### Aim
Output a single figure: the number of lines in which the word "ILCS" appears.

#### Extracted entries ####

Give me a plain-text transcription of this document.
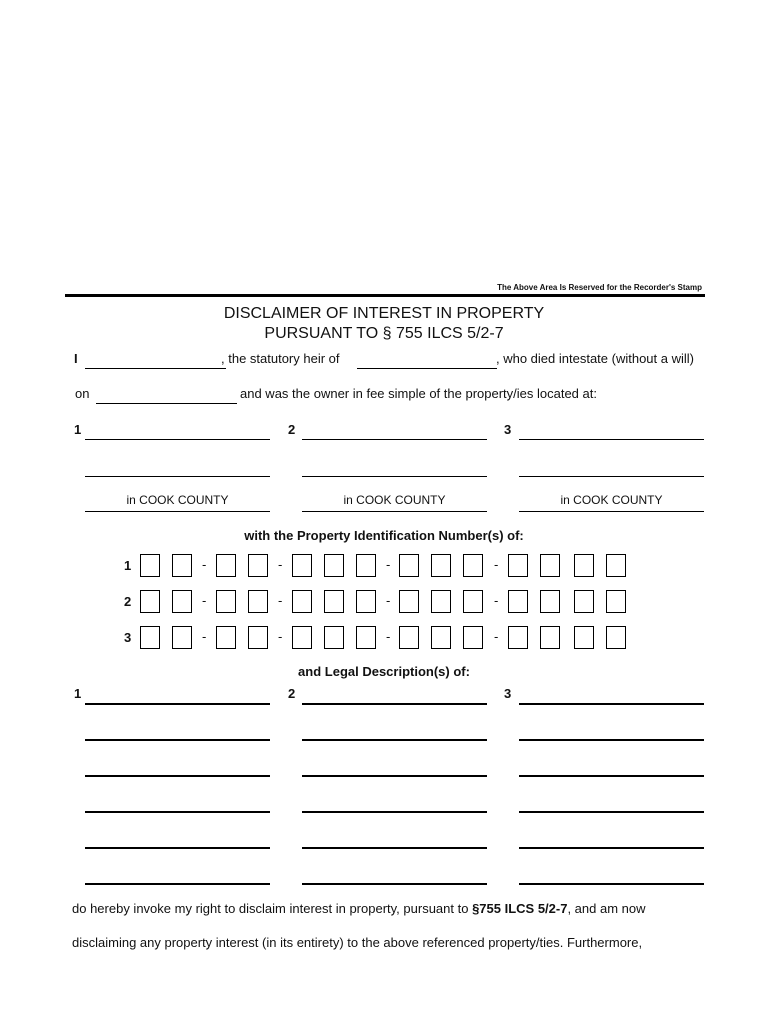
The Above Area Is Reserved for the Recorder's Stamp
DISCLAIMER OF INTEREST IN PROPERTY
PURSUANT TO § 755 ILCS 5/2-7
I	, the statutory heir of	, who died intestate (without a will)
on	and was the owner in fee simple of the property/ies located at:
1	2	3
in COOK COUNTY	in COOK COUNTY	in COOK COUNTY
with the Property Identification Number(s) of:
1	-	-	-	-
2	-	-	-	-
3	-	-	-	-
and Legal Description(s) of:
1	2	3
do hereby invoke my right to disclaim interest in property, pursuant to §755 ILCS 5/2-7, and am now
disclaiming any property interest (in its entirety) to the above referenced property/ties. Furthermore,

####

### Problem solution
2